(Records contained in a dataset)

====================

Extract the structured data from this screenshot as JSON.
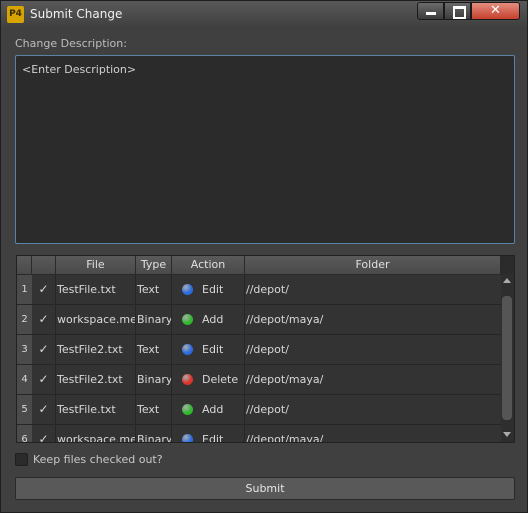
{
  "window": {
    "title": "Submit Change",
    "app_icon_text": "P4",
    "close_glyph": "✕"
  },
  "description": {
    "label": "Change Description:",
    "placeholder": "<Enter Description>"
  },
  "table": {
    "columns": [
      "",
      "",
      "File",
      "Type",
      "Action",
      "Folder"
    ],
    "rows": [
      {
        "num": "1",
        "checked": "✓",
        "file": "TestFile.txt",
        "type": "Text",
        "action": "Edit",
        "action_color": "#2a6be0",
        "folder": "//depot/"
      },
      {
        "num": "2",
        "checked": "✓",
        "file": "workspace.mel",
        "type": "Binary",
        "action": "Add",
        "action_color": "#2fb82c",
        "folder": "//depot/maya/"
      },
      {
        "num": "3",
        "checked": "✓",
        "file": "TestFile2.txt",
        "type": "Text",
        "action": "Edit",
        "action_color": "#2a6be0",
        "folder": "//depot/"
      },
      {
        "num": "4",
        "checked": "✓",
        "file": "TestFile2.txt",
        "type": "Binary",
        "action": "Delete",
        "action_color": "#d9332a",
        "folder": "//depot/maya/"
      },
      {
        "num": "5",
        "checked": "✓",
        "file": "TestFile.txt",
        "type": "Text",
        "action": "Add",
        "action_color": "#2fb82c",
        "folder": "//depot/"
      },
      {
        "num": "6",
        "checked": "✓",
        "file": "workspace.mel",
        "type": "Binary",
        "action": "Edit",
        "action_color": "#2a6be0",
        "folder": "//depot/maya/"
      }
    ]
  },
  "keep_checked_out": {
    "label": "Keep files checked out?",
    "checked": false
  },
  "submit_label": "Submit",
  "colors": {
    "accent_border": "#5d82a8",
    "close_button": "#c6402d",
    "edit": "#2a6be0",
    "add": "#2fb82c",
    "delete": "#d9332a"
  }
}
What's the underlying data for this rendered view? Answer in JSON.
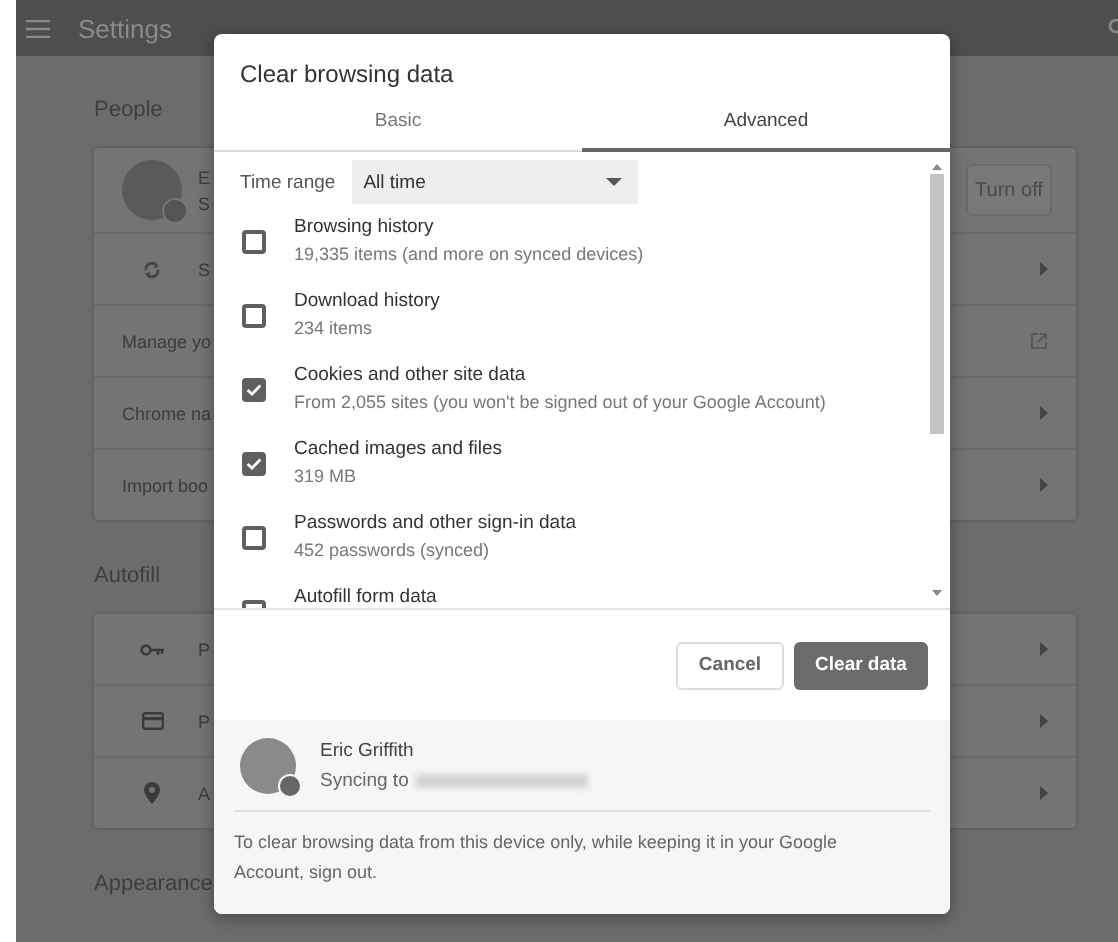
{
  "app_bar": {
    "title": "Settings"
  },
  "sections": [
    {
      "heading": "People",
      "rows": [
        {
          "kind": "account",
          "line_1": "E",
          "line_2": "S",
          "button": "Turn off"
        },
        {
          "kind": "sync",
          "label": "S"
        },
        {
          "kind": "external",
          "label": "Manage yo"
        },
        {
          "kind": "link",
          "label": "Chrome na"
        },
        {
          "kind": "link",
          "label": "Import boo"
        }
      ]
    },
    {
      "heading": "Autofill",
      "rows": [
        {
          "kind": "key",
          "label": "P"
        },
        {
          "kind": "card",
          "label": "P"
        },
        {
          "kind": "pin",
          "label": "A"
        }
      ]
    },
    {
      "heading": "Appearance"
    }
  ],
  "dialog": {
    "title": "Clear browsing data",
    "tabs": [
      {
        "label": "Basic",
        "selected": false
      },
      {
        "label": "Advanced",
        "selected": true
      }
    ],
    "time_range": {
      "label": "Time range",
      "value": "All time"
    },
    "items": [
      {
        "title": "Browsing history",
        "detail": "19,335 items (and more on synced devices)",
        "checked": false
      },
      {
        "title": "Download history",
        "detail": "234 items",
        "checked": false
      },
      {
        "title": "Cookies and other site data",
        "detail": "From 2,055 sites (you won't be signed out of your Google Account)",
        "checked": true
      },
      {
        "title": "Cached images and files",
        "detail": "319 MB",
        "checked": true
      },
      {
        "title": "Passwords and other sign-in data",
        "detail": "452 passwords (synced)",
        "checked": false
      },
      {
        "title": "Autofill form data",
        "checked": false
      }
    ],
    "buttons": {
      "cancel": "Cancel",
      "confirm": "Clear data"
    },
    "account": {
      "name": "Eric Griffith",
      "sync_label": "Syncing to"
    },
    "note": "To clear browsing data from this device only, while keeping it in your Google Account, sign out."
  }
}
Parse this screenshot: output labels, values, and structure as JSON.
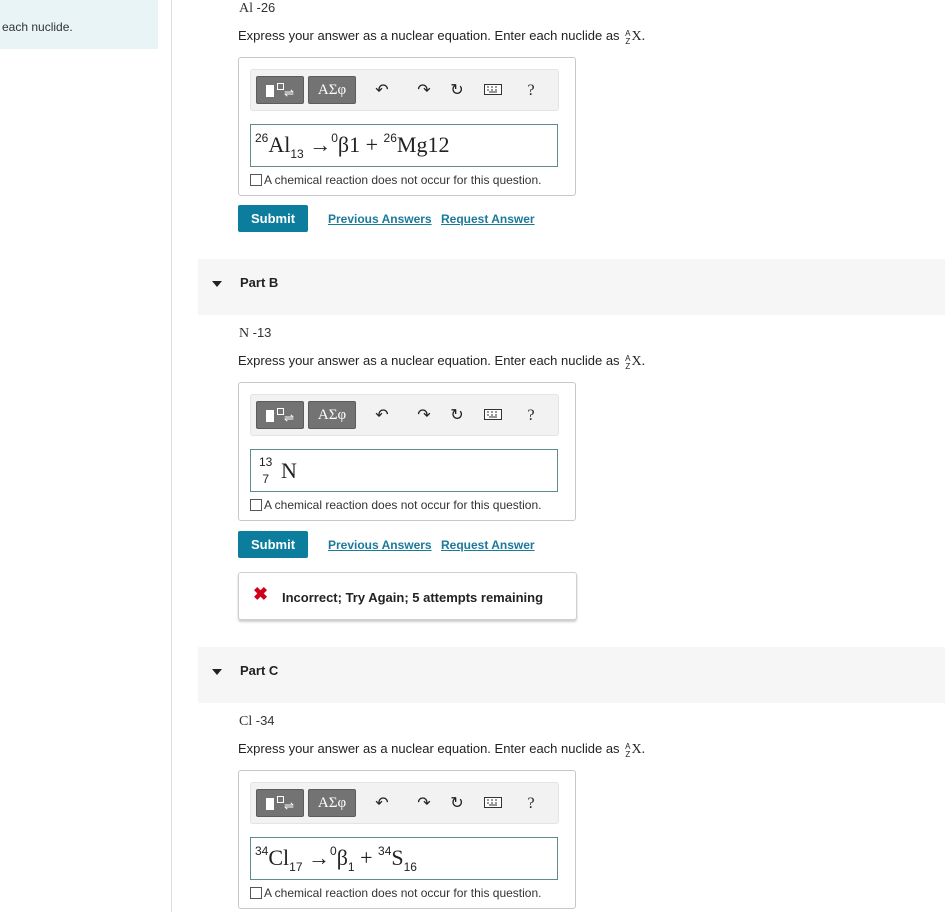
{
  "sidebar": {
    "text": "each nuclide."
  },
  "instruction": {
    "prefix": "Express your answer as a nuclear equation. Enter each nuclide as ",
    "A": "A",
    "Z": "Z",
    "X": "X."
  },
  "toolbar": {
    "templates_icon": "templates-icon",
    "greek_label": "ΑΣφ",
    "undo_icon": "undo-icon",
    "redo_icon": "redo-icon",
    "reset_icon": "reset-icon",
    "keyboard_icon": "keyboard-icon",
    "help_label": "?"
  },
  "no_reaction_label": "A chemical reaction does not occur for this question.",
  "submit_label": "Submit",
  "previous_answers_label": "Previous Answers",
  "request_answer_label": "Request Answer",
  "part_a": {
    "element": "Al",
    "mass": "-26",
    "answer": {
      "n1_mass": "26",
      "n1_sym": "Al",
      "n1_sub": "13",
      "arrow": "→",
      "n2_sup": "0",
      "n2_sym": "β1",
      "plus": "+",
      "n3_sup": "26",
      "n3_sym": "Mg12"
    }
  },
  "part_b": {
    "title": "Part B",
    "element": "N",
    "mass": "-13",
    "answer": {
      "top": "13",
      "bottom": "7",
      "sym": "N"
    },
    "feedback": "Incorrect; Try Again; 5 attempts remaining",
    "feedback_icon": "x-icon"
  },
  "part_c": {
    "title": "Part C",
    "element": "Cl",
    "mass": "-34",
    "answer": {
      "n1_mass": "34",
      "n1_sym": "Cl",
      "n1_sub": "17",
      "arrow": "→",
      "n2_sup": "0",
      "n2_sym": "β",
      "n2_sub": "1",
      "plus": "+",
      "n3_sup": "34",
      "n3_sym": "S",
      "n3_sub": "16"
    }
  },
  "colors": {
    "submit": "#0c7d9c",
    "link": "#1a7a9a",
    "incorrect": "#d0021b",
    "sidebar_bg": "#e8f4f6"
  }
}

====================

● **Your instructions**: Without the pictures, write out all of the material exactly.

● **Task answer**:
Extract the structured data from this screenshot as JSON.
{
  "window": {
    "title": "Submit Change",
    "app_icon_text": "P4",
    "close_glyph": "✕"
  },
  "description": {
    "label": "Change Description:",
    "placeholder": "<Enter Description>"
  },
  "table": {
    "columns": [
      "",
      "",
      "File",
      "Type",
      "Action",
      "Folder"
    ],
    "rows": [
      {
        "num": "1",
        "checked": "✓",
        "file": "TestFile.txt",
        "type": "Text",
        "action": "Edit",
        "action_color": "#2a6be0",
        "folder": "//depot/"
      },
      {
        "num": "2",
        "checked": "✓",
        "file": "workspace.mel",
        "type": "Binary",
        "action": "Add",
        "action_color": "#2fb82c",
        "folder": "//depot/maya/"
      },
      {
        "num": "3",
        "checked": "✓",
        "file": "TestFile2.txt",
        "type": "Text",
        "action": "Edit",
        "action_color": "#2a6be0",
        "folder": "//depot/"
      },
      {
        "num": "4",
        "checked": "✓",
        "file": "TestFile2.txt",
        "type": "Binary",
        "action": "Delete",
        "action_color": "#d9332a",
        "folder": "//depot/maya/"
      },
      {
        "num": "5",
        "checked": "✓",
        "file": "TestFile.txt",
        "type": "Text",
        "action": "Add",
        "action_color": "#2fb82c",
        "folder": "//depot/"
      },
      {
        "num": "6",
        "checked": "✓",
        "file": "workspace.mel",
        "type": "Binary",
        "action": "Edit",
        "action_color": "#2a6be0",
        "folder": "//depot/maya/"
      }
    ]
  },
  "keep_checked_out": {
    "label": "Keep files checked out?",
    "checked": false
  },
  "submit_label": "Submit",
  "colors": {
    "accent_border": "#5d82a8",
    "close_button": "#c6402d",
    "edit": "#2a6be0",
    "add": "#2fb82c",
    "delete": "#d9332a"
  }
}
What's the underlying data for this rendered view? Answer in JSON.
{
  "app_bar": {
    "title": "Settings"
  },
  "sections": [
    {
      "heading": "People",
      "rows": [
        {
          "kind": "account",
          "line_1": "E",
          "line_2": "S",
          "button": "Turn off"
        },
        {
          "kind": "sync",
          "label": "S"
        },
        {
          "kind": "external",
          "label": "Manage yo"
        },
        {
          "kind": "link",
          "label": "Chrome na"
        },
        {
          "kind": "link",
          "label": "Import boo"
        }
      ]
    },
    {
      "heading": "Autofill",
      "rows": [
        {
          "kind": "key",
          "label": "P"
        },
        {
          "kind": "card",
          "label": "P"
        },
        {
          "kind": "pin",
          "label": "A"
        }
      ]
    },
    {
      "heading": "Appearance"
    }
  ],
  "dialog": {
    "title": "Clear browsing data",
    "tabs": [
      {
        "label": "Basic",
        "selected": false
      },
      {
        "label": "Advanced",
        "selected": true
      }
    ],
    "time_range": {
      "label": "Time range",
      "value": "All time"
    },
    "items": [
      {
        "title": "Browsing history",
        "detail": "19,335 items (and more on synced devices)",
        "checked": false
      },
      {
        "title": "Download history",
        "detail": "234 items",
        "checked": false
      },
      {
        "title": "Cookies and other site data",
        "detail": "From 2,055 sites (you won't be signed out of your Google Account)",
        "checked": true
      },
      {
        "title": "Cached images and files",
        "detail": "319 MB",
        "checked": true
      },
      {
        "title": "Passwords and other sign-in data",
        "detail": "452 passwords (synced)",
        "checked": false
      },
      {
        "title": "Autofill form data",
        "checked": false
      }
    ],
    "buttons": {
      "cancel": "Cancel",
      "confirm": "Clear data"
    },
    "account": {
      "name": "Eric Griffith",
      "sync_label": "Syncing to"
    },
    "note": "To clear browsing data from this device only, while keeping it in your Google Account, sign out."
  }
}
Parse this screenshot: output labels, values, and structure as JSON.
{
  "sidebar": {
    "text": "each nuclide."
  },
  "instruction": {
    "prefix": "Express your answer as a nuclear equation. Enter each nuclide as ",
    "A": "A",
    "Z": "Z",
    "X": "X."
  },
  "toolbar": {
    "templates_icon": "templates-icon",
    "greek_label": "ΑΣφ",
    "undo_icon": "undo-icon",
    "redo_icon": "redo-icon",
    "reset_icon": "reset-icon",
    "keyboard_icon": "keyboard-icon",
    "help_label": "?"
  },
  "no_reaction_label": "A chemical reaction does not occur for this question.",
  "submit_label": "Submit",
  "previous_answers_label": "Previous Answers",
  "request_answer_label": "Request Answer",
  "part_a": {
    "element": "Al",
    "mass": "-26",
    "answer": {
      "n1_mass": "26",
      "n1_sym": "Al",
      "n1_sub": "13",
      "arrow": "→",
      "n2_sup": "0",
      "n2_sym": "β1",
      "plus": "+",
      "n3_sup": "26",
      "n3_sym": "Mg12"
    }
  },
  "part_b": {
    "title": "Part B",
    "element": "N",
    "mass": "-13",
    "answer": {
      "top": "13",
      "bottom": "7",
      "sym": "N"
    },
    "feedback": "Incorrect; Try Again; 5 attempts remaining",
    "feedback_icon": "x-icon"
  },
  "part_c": {
    "title": "Part C",
    "element": "Cl",
    "mass": "-34",
    "answer": {
      "n1_mass": "34",
      "n1_sym": "Cl",
      "n1_sub": "17",
      "arrow": "→",
      "n2_sup": "0",
      "n2_sym": "β",
      "n2_sub": "1",
      "plus": "+",
      "n3_sup": "34",
      "n3_sym": "S",
      "n3_sub": "16"
    }
  },
  "colors": {
    "submit": "#0c7d9c",
    "link": "#1a7a9a",
    "incorrect": "#d0021b",
    "sidebar_bg": "#e8f4f6"
  }
}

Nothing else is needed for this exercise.